Part of a data file
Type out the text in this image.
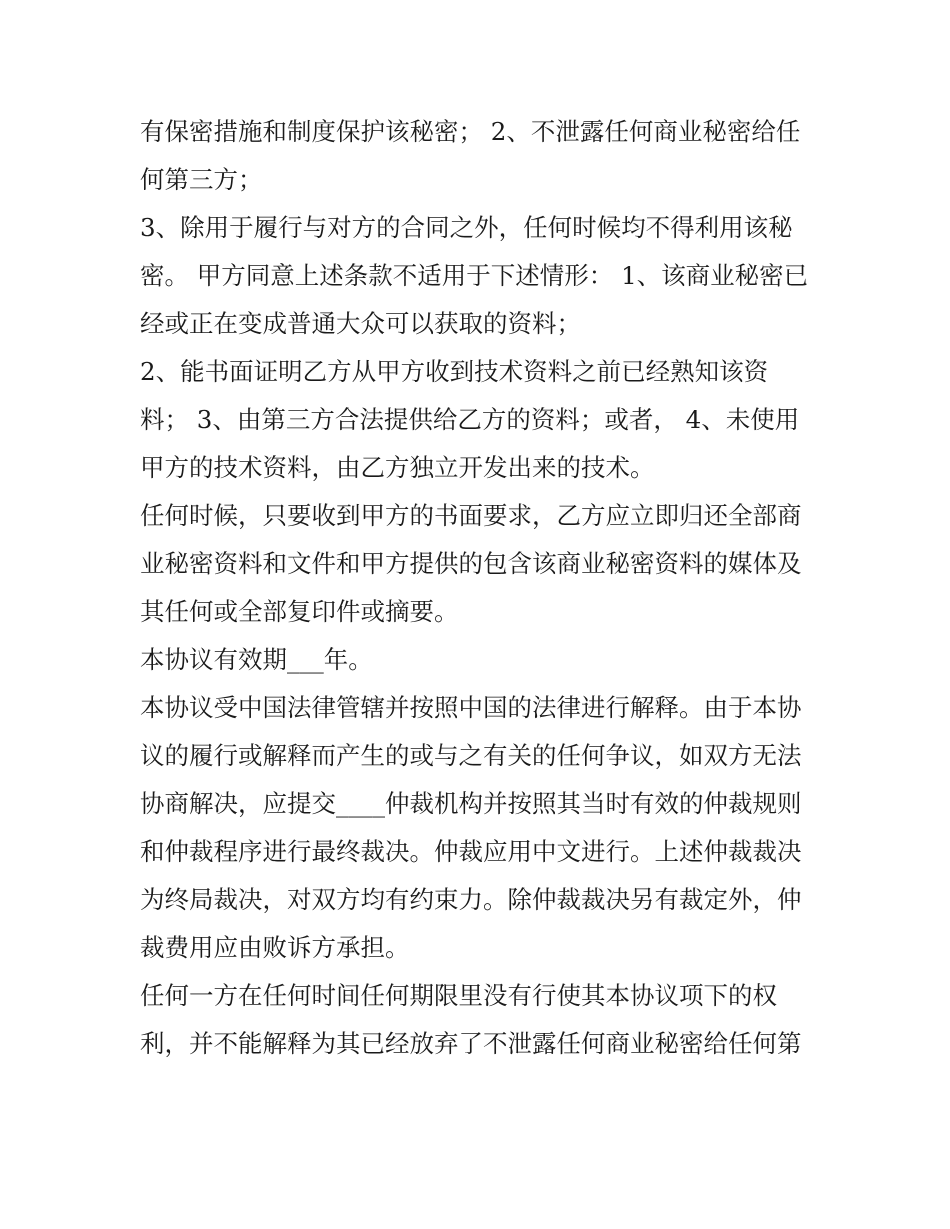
有保密措施和制度保护该秘密； 2、不泄露任何商业秘密给任
何第三方；
3、除用于履行与对方的合同之外，任何时候均不得利用该秘
密。 甲方同意上述条款不适用于下述情形： 1、该商业秘密已
经或正在变成普通大众可以获取的资料；
2、能书面证明乙方从甲方收到技术资料之前已经熟知该资
料； 3、由第三方合法提供给乙方的资料；或者， 4、未使用
甲方的技术资料，由乙方独立开发出来的技术。
任何时候，只要收到甲方的书面要求，乙方应立即归还全部商
业秘密资料和文件和甲方提供的包含该商业秘密资料的媒体及
其任何或全部复印件或摘要。
本协议有效期___年。
本协议受中国法律管辖并按照中国的法律进行解释。由于本协
议的履行或解释而产生的或与之有关的任何争议，如双方无法
协商解决，应提交____仲裁机构并按照其当时有效的仲裁规则
和仲裁程序进行最终裁决。仲裁应用中文进行。上述仲裁裁决
为终局裁决，对双方均有约束力。除仲裁裁决另有裁定外，仲
裁费用应由败诉方承担。
任何一方在任何时间任何期限里没有行使其本协议项下的权
利，并不能解释为其已经放弃了不泄露任何商业秘密给任何第
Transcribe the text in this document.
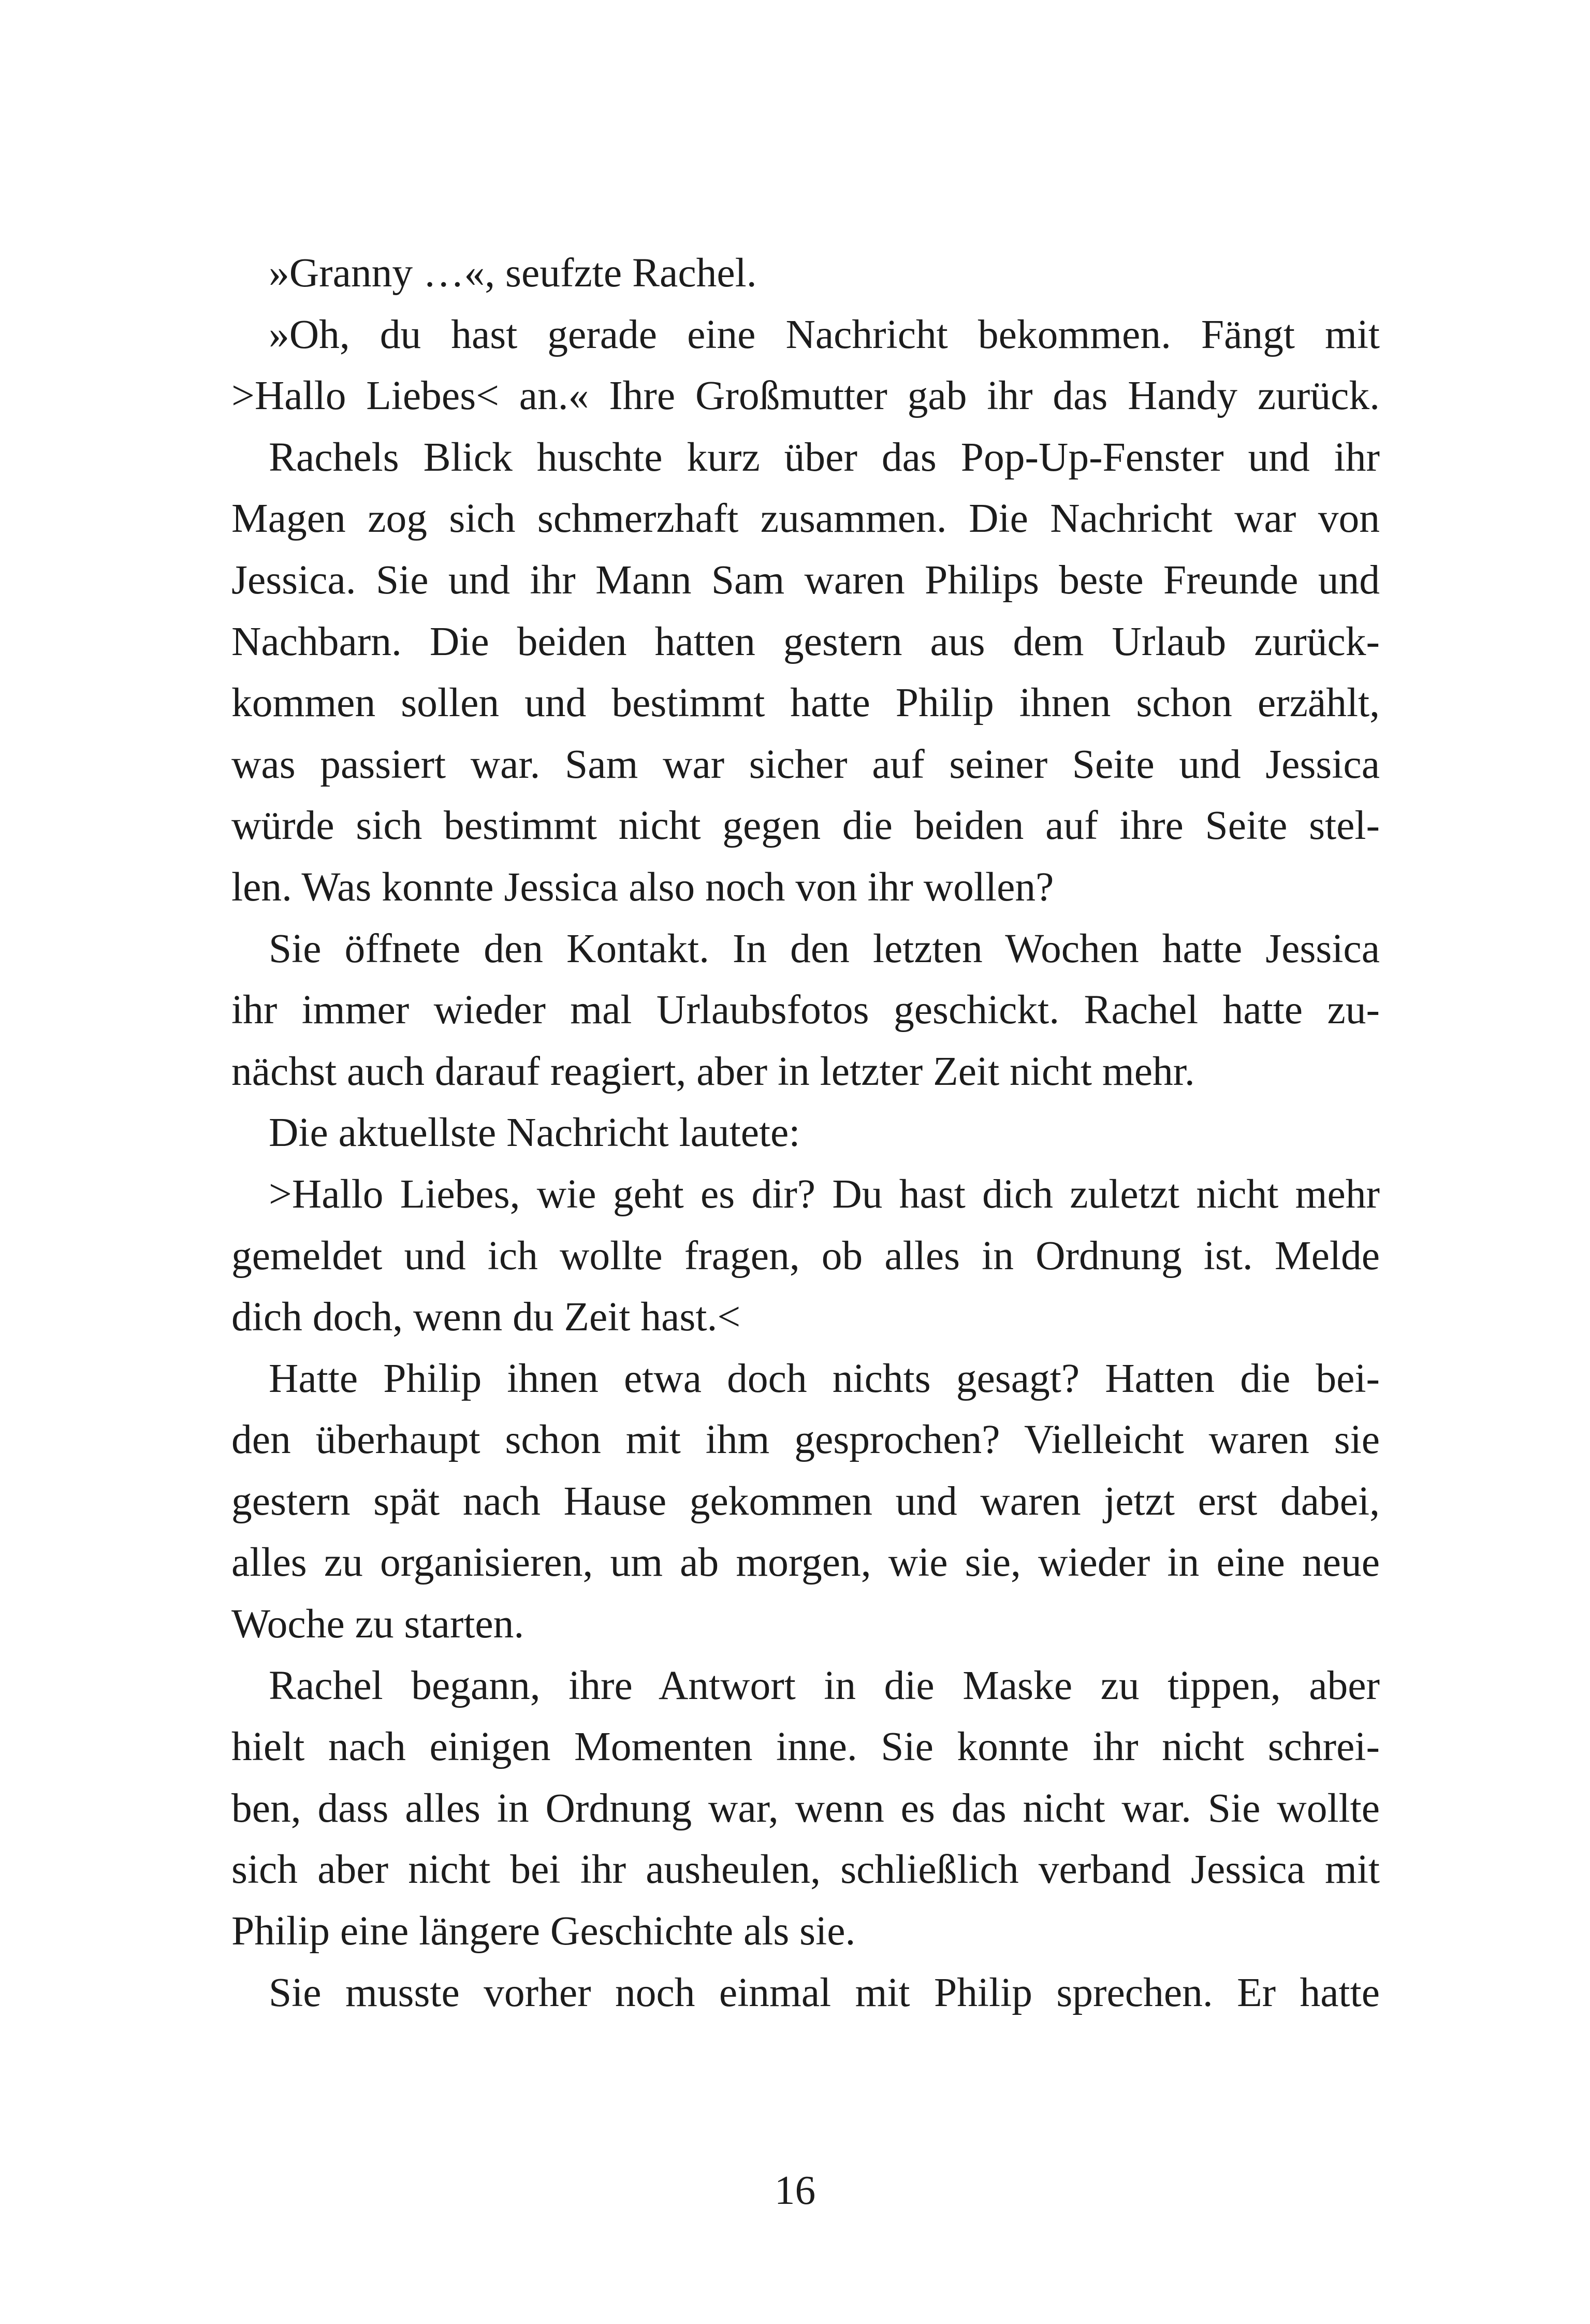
»Granny …«, seufzte Rachel.
»Oh, du hast gerade eine Nachricht bekommen. Fängt mit
>Hallo Liebes< an.« Ihre Großmutter gab ihr das Handy zurück.
Rachels Blick huschte kurz über das Pop-Up-Fenster und ihr
Magen zog sich schmerzhaft zusammen. Die Nachricht war von
Jessica. Sie und ihr Mann Sam waren Philips beste Freunde und
Nachbarn. Die beiden hatten gestern aus dem Urlaub zurück-
kommen sollen und bestimmt hatte Philip ihnen schon erzählt,
was passiert war. Sam war sicher auf seiner Seite und Jessica
würde sich bestimmt nicht gegen die beiden auf ihre Seite stel-
len. Was konnte Jessica also noch von ihr wollen?
Sie öffnete den Kontakt. In den letzten Wochen hatte Jessica
ihr immer wieder mal Urlaubsfotos geschickt. Rachel hatte zu-
nächst auch darauf reagiert, aber in letzter Zeit nicht mehr.
Die aktuellste Nachricht lautete:
>Hallo Liebes, wie geht es dir? Du hast dich zuletzt nicht mehr
gemeldet und ich wollte fragen, ob alles in Ordnung ist. Melde
dich doch, wenn du Zeit hast.<
Hatte Philip ihnen etwa doch nichts gesagt? Hatten die bei-
den überhaupt schon mit ihm gesprochen? Vielleicht waren sie
gestern spät nach Hause gekommen und waren jetzt erst dabei,
alles zu organisieren, um ab morgen, wie sie, wieder in eine neue
Woche zu starten.
Rachel begann, ihre Antwort in die Maske zu tippen, aber
hielt nach einigen Momenten inne. Sie konnte ihr nicht schrei-
ben, dass alles in Ordnung war, wenn es das nicht war. Sie wollte
sich aber nicht bei ihr ausheulen, schließlich verband Jessica mit
Philip eine längere Geschichte als sie.
Sie musste vorher noch einmal mit Philip sprechen. Er hatte
16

§ **Problem statement**
Where does the word "Jessica" appear? Return each line that holds it.

§ **Result of the exercise**
Jessica. Sie und ihr Mann Sam waren Philips beste Freunde und
was passiert war. Sam war sicher auf seiner Seite und Jessica
len. Was konnte Jessica also noch von ihr wollen?
Sie öffnete den Kontakt. In den letzten Wochen hatte Jessica
sich aber nicht bei ihr ausheulen, schließlich verband Jessica mit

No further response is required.